Work to complete: Each line that contains the word "ローカル" counts once; give the total for the records below and nothing else.

* Begin Data excerpts *

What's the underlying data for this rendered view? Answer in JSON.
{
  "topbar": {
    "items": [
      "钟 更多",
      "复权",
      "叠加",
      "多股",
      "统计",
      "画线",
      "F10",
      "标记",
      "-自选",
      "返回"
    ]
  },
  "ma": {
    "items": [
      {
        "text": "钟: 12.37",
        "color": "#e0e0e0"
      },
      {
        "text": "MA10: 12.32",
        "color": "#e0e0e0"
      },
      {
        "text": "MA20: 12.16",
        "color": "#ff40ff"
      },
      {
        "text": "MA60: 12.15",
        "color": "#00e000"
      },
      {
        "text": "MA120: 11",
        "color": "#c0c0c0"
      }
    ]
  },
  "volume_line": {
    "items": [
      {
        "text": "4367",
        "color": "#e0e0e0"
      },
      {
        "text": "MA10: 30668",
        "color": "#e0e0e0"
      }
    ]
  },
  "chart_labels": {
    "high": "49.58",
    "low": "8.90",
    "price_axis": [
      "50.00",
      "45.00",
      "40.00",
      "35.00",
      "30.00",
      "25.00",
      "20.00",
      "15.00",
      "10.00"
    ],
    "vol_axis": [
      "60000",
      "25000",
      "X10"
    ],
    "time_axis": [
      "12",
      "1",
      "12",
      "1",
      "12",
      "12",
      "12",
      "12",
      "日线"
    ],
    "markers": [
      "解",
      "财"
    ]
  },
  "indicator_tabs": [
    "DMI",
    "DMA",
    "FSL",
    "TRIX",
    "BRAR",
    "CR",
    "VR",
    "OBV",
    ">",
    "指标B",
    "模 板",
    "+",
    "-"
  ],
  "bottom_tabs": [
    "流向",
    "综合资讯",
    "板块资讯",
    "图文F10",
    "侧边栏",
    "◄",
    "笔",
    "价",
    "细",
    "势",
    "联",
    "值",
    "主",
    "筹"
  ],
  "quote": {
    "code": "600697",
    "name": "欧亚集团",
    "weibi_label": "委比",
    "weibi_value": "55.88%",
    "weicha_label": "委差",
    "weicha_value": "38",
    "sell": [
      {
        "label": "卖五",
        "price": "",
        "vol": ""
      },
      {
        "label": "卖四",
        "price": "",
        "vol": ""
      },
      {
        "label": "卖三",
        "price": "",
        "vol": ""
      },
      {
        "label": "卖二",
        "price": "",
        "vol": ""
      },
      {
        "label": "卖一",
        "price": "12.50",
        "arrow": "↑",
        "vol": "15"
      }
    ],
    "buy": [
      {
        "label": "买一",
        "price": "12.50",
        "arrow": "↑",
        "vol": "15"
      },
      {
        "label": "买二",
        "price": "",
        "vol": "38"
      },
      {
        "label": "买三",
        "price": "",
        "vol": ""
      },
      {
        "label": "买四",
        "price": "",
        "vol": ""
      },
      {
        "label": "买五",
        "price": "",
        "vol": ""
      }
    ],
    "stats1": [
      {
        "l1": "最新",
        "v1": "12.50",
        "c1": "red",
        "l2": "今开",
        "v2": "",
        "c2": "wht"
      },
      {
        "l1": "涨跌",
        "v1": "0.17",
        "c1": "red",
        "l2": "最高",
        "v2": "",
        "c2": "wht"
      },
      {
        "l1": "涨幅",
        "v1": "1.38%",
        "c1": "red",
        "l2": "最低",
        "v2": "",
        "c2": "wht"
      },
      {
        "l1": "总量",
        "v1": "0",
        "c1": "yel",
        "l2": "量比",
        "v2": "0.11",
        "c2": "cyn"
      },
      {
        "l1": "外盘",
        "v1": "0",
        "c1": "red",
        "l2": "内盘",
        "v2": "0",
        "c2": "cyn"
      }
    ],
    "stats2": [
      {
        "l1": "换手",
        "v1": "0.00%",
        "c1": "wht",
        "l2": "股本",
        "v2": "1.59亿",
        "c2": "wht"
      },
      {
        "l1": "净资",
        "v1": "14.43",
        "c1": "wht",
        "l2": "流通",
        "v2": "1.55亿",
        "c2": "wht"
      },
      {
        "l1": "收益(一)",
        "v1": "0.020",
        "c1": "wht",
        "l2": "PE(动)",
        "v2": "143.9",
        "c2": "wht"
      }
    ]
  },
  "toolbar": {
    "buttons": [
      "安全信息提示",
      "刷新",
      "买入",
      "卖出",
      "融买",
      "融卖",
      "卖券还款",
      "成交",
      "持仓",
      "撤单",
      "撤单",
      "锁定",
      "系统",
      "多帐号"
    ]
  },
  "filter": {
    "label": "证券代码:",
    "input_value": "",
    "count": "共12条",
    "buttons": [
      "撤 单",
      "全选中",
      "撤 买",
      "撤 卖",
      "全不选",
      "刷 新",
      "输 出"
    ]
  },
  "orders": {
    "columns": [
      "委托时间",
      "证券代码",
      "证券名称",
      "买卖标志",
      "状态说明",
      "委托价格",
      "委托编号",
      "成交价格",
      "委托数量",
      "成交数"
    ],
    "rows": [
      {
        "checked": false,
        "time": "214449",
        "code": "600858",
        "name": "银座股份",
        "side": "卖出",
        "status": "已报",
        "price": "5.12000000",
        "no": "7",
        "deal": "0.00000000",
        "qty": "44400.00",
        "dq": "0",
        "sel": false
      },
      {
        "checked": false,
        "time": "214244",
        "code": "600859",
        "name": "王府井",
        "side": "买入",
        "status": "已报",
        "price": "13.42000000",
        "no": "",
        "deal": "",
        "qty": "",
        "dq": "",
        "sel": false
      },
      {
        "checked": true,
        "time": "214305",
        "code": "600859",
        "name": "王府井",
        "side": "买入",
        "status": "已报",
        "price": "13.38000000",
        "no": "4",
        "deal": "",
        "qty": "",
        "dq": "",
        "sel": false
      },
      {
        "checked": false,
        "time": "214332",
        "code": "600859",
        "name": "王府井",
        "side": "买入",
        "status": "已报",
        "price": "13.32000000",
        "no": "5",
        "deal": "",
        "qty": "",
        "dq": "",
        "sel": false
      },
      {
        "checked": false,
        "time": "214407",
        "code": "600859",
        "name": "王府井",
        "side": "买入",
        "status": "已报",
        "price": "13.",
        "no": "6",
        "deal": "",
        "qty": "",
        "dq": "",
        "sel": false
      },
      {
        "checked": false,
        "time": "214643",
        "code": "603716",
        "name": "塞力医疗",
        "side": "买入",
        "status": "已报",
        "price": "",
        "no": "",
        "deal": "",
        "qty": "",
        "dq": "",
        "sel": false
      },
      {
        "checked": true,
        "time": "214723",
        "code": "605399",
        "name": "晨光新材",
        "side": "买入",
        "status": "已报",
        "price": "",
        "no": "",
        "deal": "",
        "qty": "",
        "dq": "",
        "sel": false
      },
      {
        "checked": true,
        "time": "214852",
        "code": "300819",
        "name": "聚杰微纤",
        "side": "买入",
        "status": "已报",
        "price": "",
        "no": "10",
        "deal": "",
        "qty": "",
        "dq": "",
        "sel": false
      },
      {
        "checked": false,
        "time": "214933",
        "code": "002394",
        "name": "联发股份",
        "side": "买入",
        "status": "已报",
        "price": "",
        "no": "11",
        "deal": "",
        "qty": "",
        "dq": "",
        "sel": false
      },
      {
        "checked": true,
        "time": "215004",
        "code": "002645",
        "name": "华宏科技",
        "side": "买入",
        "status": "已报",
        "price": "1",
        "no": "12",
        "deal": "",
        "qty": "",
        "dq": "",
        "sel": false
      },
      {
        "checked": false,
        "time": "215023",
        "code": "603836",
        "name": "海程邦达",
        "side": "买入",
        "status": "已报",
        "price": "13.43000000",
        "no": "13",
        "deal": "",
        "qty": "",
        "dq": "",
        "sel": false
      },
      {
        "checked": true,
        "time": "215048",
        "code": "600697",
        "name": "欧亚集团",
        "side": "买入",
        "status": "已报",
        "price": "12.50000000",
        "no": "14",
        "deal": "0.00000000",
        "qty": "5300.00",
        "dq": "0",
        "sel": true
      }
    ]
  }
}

* End Data excerpts *
* Begin Data excerpts *

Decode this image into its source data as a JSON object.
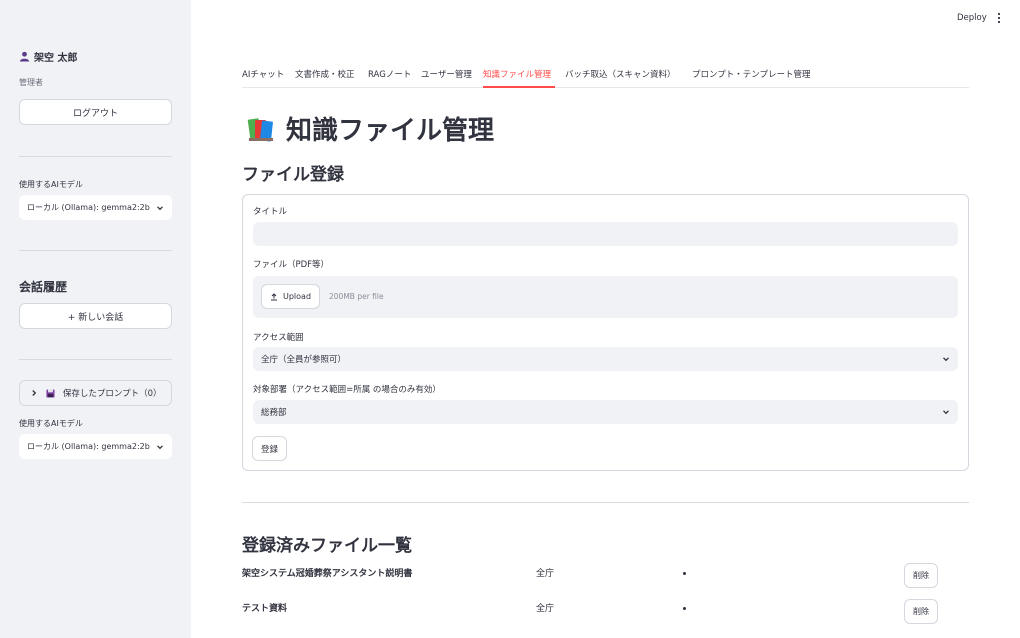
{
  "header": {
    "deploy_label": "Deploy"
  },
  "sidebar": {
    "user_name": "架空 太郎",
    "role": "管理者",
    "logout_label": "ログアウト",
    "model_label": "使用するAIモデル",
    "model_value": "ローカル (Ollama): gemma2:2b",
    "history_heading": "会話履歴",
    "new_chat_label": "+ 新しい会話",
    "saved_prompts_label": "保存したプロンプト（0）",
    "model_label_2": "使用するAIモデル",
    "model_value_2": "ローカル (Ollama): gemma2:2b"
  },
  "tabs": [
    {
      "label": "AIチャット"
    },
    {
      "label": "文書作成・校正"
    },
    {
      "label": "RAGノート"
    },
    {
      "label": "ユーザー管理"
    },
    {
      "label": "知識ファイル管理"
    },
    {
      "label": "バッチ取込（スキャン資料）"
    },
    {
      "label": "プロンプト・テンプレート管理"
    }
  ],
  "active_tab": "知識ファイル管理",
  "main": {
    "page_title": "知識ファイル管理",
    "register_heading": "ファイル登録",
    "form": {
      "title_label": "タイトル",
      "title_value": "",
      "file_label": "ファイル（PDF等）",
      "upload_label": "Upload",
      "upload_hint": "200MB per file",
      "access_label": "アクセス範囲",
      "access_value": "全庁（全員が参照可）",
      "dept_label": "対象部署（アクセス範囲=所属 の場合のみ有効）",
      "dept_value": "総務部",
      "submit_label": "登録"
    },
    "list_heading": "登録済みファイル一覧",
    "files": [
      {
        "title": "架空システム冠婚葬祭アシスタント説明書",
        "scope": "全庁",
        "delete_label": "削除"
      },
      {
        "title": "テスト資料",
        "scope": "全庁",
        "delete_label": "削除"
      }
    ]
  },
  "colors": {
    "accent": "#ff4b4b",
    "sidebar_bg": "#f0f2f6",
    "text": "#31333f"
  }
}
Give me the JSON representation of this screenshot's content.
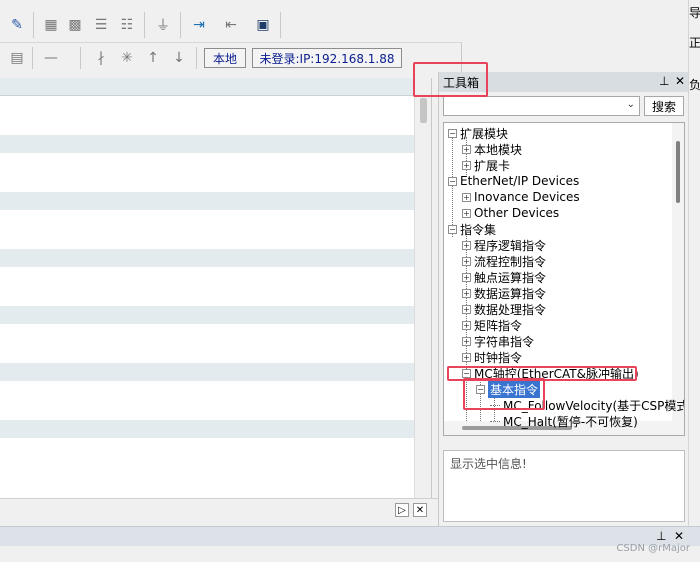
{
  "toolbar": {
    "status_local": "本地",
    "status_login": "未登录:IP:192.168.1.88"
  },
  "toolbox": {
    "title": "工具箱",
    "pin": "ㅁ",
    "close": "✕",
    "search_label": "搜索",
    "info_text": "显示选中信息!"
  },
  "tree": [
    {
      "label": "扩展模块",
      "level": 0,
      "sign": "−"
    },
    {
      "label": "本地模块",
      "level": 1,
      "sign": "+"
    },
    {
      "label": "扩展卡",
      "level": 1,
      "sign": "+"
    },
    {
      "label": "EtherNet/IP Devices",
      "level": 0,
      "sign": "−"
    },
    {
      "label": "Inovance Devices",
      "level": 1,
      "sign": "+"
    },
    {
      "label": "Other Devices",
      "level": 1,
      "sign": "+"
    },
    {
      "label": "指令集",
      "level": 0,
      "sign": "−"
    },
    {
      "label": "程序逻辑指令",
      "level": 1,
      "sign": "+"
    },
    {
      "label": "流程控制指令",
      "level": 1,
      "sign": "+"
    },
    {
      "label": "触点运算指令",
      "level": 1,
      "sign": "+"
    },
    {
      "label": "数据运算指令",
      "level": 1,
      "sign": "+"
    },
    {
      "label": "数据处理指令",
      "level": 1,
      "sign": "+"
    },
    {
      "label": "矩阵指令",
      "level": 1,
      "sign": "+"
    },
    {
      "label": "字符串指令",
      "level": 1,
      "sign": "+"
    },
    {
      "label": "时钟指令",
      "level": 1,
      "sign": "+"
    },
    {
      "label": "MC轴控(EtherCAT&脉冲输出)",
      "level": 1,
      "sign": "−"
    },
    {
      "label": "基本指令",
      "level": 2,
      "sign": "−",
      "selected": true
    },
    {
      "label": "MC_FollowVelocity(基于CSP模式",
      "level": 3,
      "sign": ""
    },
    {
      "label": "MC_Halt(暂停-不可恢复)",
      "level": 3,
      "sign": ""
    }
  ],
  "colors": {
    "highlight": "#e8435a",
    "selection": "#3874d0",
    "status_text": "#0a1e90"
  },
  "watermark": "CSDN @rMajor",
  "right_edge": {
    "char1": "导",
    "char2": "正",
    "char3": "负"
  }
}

* End Data excerpts *
* Begin Data excerpts *

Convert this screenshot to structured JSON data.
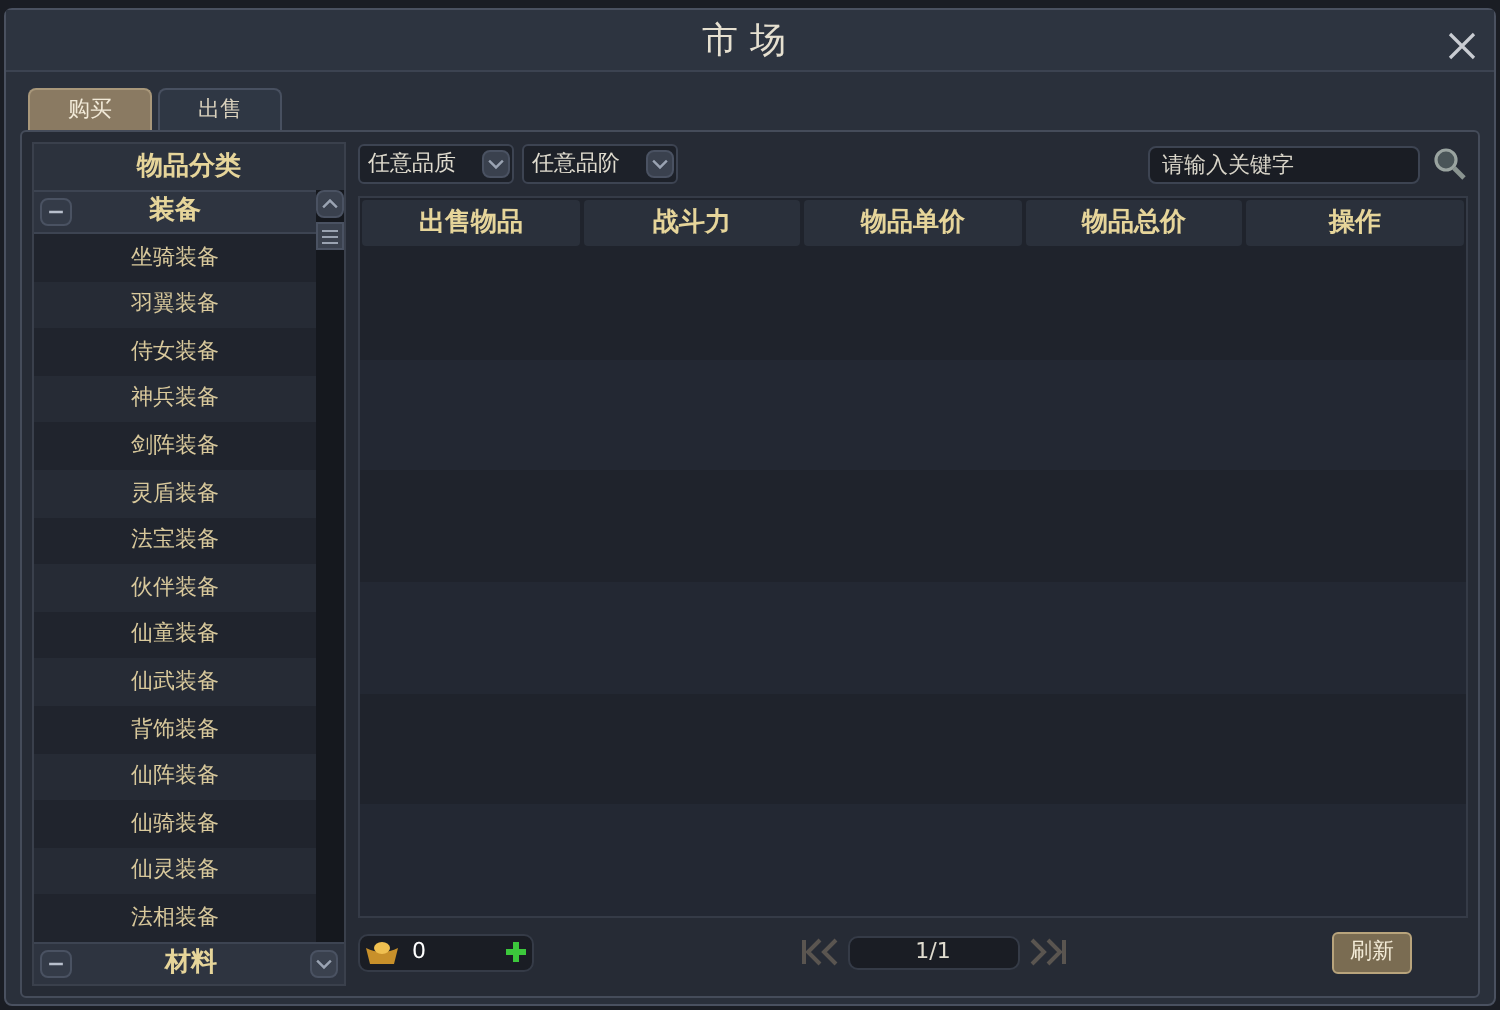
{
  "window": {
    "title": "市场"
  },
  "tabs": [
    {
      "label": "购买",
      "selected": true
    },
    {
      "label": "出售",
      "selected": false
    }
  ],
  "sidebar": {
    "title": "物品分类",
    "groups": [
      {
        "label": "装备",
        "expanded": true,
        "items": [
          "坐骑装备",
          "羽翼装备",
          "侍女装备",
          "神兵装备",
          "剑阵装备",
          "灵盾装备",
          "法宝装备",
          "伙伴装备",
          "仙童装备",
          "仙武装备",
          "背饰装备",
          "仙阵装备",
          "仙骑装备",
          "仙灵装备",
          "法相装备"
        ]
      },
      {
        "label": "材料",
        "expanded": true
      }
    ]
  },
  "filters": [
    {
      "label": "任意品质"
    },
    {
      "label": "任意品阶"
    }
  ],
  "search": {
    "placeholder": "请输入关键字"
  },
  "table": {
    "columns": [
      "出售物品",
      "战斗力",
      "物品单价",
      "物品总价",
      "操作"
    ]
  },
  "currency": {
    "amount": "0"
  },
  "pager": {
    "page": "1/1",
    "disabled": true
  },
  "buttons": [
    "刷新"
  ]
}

* End Data excerpts *

The solution: 2